#### WHAT YOU WILL DO
How many of the lines contain the string "LARGE"? Give the number, with no other words.

═══ RECORDED INFORMATION

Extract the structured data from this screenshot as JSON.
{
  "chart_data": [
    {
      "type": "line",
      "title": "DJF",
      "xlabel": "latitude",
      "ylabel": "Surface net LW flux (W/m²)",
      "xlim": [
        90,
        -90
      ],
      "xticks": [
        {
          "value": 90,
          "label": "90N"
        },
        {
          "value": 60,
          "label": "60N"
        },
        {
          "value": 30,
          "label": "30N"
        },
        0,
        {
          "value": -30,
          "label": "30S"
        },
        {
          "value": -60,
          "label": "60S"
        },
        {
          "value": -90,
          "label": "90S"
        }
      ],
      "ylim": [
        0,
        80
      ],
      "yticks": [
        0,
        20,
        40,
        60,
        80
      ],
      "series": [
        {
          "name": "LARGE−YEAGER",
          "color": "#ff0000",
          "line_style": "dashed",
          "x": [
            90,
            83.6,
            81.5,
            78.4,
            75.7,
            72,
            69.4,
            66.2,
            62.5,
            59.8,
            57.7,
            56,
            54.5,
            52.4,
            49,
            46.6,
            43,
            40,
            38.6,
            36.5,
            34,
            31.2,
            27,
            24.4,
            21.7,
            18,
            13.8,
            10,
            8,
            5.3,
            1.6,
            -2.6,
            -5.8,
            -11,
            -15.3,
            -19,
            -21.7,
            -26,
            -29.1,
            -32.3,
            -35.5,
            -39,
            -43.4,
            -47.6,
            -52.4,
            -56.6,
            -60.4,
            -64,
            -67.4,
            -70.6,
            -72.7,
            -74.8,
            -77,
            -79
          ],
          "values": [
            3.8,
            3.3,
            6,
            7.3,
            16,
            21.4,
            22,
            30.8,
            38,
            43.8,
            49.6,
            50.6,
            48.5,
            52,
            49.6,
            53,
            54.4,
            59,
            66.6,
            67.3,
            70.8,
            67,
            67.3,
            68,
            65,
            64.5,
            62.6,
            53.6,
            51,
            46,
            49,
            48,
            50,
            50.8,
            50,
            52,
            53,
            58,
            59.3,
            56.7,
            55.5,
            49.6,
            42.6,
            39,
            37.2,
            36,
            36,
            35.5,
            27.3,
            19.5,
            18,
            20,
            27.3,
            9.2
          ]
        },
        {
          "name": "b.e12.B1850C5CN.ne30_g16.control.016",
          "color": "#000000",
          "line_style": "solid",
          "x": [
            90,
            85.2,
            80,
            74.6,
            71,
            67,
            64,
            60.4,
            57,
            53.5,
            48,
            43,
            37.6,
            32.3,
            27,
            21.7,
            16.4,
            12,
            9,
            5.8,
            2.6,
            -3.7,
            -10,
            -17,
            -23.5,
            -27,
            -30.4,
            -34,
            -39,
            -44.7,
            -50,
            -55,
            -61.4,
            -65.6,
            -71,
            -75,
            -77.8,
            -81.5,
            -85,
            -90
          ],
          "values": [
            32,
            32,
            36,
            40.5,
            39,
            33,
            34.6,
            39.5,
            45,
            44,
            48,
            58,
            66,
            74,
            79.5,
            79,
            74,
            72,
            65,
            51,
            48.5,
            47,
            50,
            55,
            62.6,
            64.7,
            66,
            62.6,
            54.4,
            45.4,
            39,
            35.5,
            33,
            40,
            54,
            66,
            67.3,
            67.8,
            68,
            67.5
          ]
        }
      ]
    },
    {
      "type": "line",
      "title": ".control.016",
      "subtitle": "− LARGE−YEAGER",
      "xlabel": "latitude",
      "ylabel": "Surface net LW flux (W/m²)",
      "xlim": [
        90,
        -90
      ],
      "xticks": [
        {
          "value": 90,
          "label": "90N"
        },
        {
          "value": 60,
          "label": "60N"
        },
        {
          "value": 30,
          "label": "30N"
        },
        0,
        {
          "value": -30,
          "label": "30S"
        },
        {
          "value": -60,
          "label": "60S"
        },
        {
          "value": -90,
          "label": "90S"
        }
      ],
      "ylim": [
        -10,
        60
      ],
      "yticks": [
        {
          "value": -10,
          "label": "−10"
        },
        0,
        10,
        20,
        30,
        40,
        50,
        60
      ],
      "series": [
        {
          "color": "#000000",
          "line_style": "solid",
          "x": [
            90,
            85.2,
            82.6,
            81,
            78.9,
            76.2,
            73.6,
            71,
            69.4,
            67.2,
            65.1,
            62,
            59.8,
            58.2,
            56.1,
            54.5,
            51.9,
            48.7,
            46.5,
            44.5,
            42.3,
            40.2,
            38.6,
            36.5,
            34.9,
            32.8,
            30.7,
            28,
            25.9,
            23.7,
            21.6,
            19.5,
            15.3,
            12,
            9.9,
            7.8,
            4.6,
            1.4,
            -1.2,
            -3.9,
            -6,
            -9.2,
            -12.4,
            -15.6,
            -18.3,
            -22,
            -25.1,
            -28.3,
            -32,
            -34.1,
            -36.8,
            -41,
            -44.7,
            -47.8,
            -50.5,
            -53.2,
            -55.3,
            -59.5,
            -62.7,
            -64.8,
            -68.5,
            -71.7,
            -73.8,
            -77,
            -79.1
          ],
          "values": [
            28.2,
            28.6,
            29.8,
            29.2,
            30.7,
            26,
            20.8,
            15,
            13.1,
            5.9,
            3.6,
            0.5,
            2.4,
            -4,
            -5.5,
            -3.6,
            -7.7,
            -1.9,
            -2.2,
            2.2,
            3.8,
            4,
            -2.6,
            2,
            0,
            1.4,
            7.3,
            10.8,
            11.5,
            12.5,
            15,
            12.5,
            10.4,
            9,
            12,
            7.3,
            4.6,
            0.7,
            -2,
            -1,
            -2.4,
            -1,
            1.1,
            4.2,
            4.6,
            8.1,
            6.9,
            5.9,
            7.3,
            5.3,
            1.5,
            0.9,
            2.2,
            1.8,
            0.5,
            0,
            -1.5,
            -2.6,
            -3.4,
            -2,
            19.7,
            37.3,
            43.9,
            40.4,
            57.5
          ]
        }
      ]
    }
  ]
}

══════

#### COMPLETE OUTPUT
2